## Document segment
Start

A top Republican dealmaker and full-time professional lobbyist on behalf of the tobacco industry and other industries with poisoning and polluting problems, who in 2003 became the Governor of Mississippi.

SUMMARY ONLY

Haley ('Hale') Barbour is listed among the top 25 lobbyists in Washington for very good reasons. He is at the head of one of America's most successful lobbyshops, Barbour Griffin & Rogers, and he has long been a top deal-maker and king-maker in the Republican Party (as the chairman of the Republican National Committee).

He was the Director of the White House Office of Political Affairs for two years during the term of President Ronald Reagan.

His company now represents all of the major tobacco companies in some way, and many other large corporations besides. Barbour himself is widely acknowledged as a lead player in the successful effort to slip a $50 billion tobacco industry tax break into the 1997 budget bill. (After this sneak attack was discovered, the Senate voted 95-3 to repeal it).

End

## Supplied material
Start

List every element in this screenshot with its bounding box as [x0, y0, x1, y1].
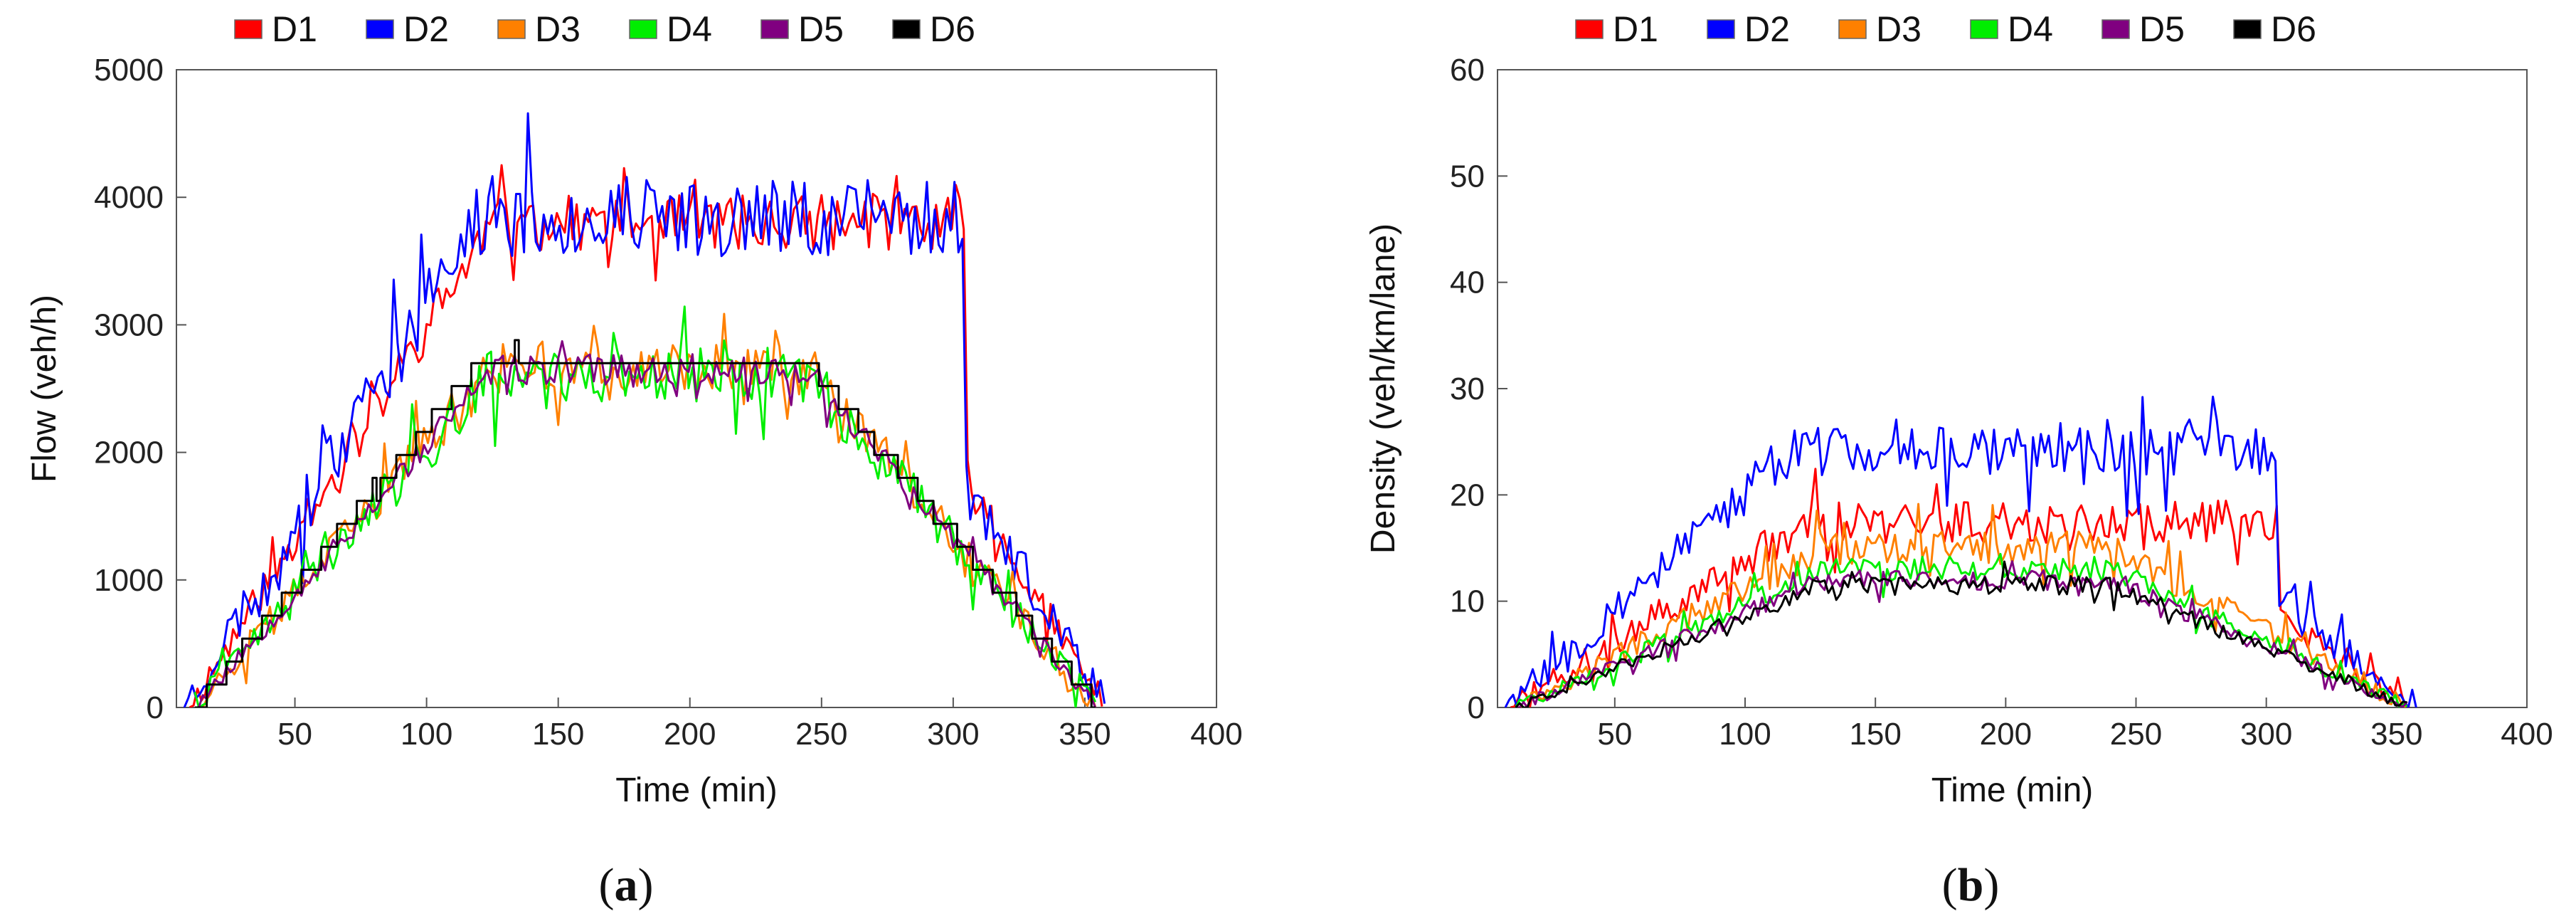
y-tick-label: 5000	[94, 53, 164, 88]
x-tick-label: 350	[2370, 717, 2422, 752]
series-line-d4	[1515, 552, 2408, 707]
panel-caption: (a)	[599, 859, 654, 911]
series-line-d2	[1504, 395, 2417, 707]
x-tick-label: 350	[1059, 717, 1111, 752]
x-axis-label: Time (min)	[615, 772, 778, 809]
legend-swatch-d3	[1838, 19, 1867, 39]
legend-swatch-d6	[2233, 19, 2262, 39]
legend-label-d6: D6	[2271, 9, 2316, 49]
legend-swatch-d2	[366, 19, 394, 39]
legend-swatch-d1	[1575, 19, 1604, 39]
plot-frame	[176, 69, 1217, 708]
legend-label-d2: D2	[403, 9, 449, 49]
y-tick-label: 4000	[94, 180, 164, 215]
legend-label-d5: D5	[2139, 9, 2185, 49]
plot-frame	[1497, 69, 2528, 708]
y-axis-label: Density (veh/km/lane)	[1364, 223, 1402, 554]
y-tick-label: 40	[1450, 265, 1485, 300]
series-line-d1	[1510, 468, 2410, 707]
y-tick-label: 1000	[94, 563, 164, 598]
y-axis-label: Flow (veh/h)	[26, 295, 63, 483]
y-tick-label: 10	[1450, 584, 1485, 619]
legend-label-d5: D5	[798, 9, 844, 49]
legend-label-d1: D1	[272, 9, 317, 49]
legend-swatch-d4	[1970, 19, 1998, 39]
x-tick-label: 100	[1719, 717, 1771, 752]
legend-swatch-d1	[234, 19, 263, 39]
series-line-d6	[1515, 560, 2407, 707]
y-tick-label: 0	[147, 690, 164, 725]
legend-swatch-d4	[629, 19, 657, 39]
x-tick-label: 250	[2110, 717, 2162, 752]
legend-swatch-d3	[497, 19, 526, 39]
x-axis-label: Time (min)	[1931, 772, 2094, 809]
x-tick-label: 400	[2501, 717, 2553, 752]
y-tick-label: 50	[1450, 159, 1485, 194]
legend-swatch-d2	[1707, 19, 1735, 39]
x-tick-label: 150	[1849, 717, 1901, 752]
chart-panel-b: 50 100 150 200 250 300 350 400 0 10 20 30 40 50 60 Time…	[1364, 9, 2553, 911]
x-tick-label: 250	[795, 717, 847, 752]
x-tick-label: 50	[277, 717, 312, 752]
x-tick-label: 150	[532, 717, 584, 752]
legend-label-d4: D4	[667, 9, 712, 49]
series-line-d6	[194, 339, 1096, 707]
legend-label-d3: D3	[535, 9, 581, 49]
x-tick-label: 200	[1980, 717, 2032, 752]
legend-swatch-d5	[2101, 19, 2130, 39]
y-tick-label: 30	[1450, 372, 1485, 406]
x-tick-label: 200	[664, 717, 716, 752]
series-line-d2	[183, 112, 1106, 707]
x-tick-label: 300	[927, 717, 979, 752]
x-tick-label: 50	[1597, 717, 1632, 752]
legend-swatch-d5	[760, 19, 789, 39]
legend-swatch-d6	[892, 19, 921, 39]
y-tick-label: 2000	[94, 436, 164, 470]
y-tick-label: 0	[1468, 690, 1485, 725]
series-line-d4	[194, 305, 1097, 707]
x-tick-label: 400	[1190, 717, 1242, 752]
legend-label-d3: D3	[1876, 9, 1922, 49]
legend-label-d1: D1	[1613, 9, 1658, 49]
series-line-d5	[194, 340, 1097, 707]
y-tick-label: 3000	[94, 307, 164, 342]
legend-label-d2: D2	[1744, 9, 1790, 49]
x-tick-label: 100	[401, 717, 452, 752]
legend-label-d4: D4	[2008, 9, 2053, 49]
panel-caption: (b)	[1942, 859, 2000, 911]
chart-panel-a: 50 100 150 200 250 300 350 40001000200030004000…	[26, 9, 1243, 911]
y-tick-label: 60	[1450, 53, 1485, 88]
series-line-d1	[189, 164, 1103, 707]
series-line-d5	[1515, 560, 2408, 707]
x-tick-label: 300	[2240, 717, 2292, 752]
legend-label-d6: D6	[930, 9, 975, 49]
y-tick-label: 20	[1450, 478, 1485, 512]
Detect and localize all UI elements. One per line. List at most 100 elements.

End

## Brief 1
Answer these from the Haley Barbour profile:
(a) In what year did Barbour become Governor of Mississippi?
(b) What is the name of the lobbying firm he heads?
(c) By what vote did the Senate repeal the tobacco industry tax break?
## Brief 2
Extract the stretch of the Haley Barbour profile from "SUMMARY ONLY" through "Republican National Committee).".
The listing has no connection to the Haley Barbour profile.

## Written reply 1
(a) 2003
(b) Barbour Griffin & Rogers
(c) 95-3

## Written reply 2
SUMMARY ONLY

Haley ('Hale') Barbour is listed among the top 25 lobbyists in Washington for very good reasons. He is at the head of one of America's most successful lobbyshops, Barbour Griffin & Rogers, and he has long been a top deal-maker and king-maker in the Republican Party (as the chairman of the Republican National Committee).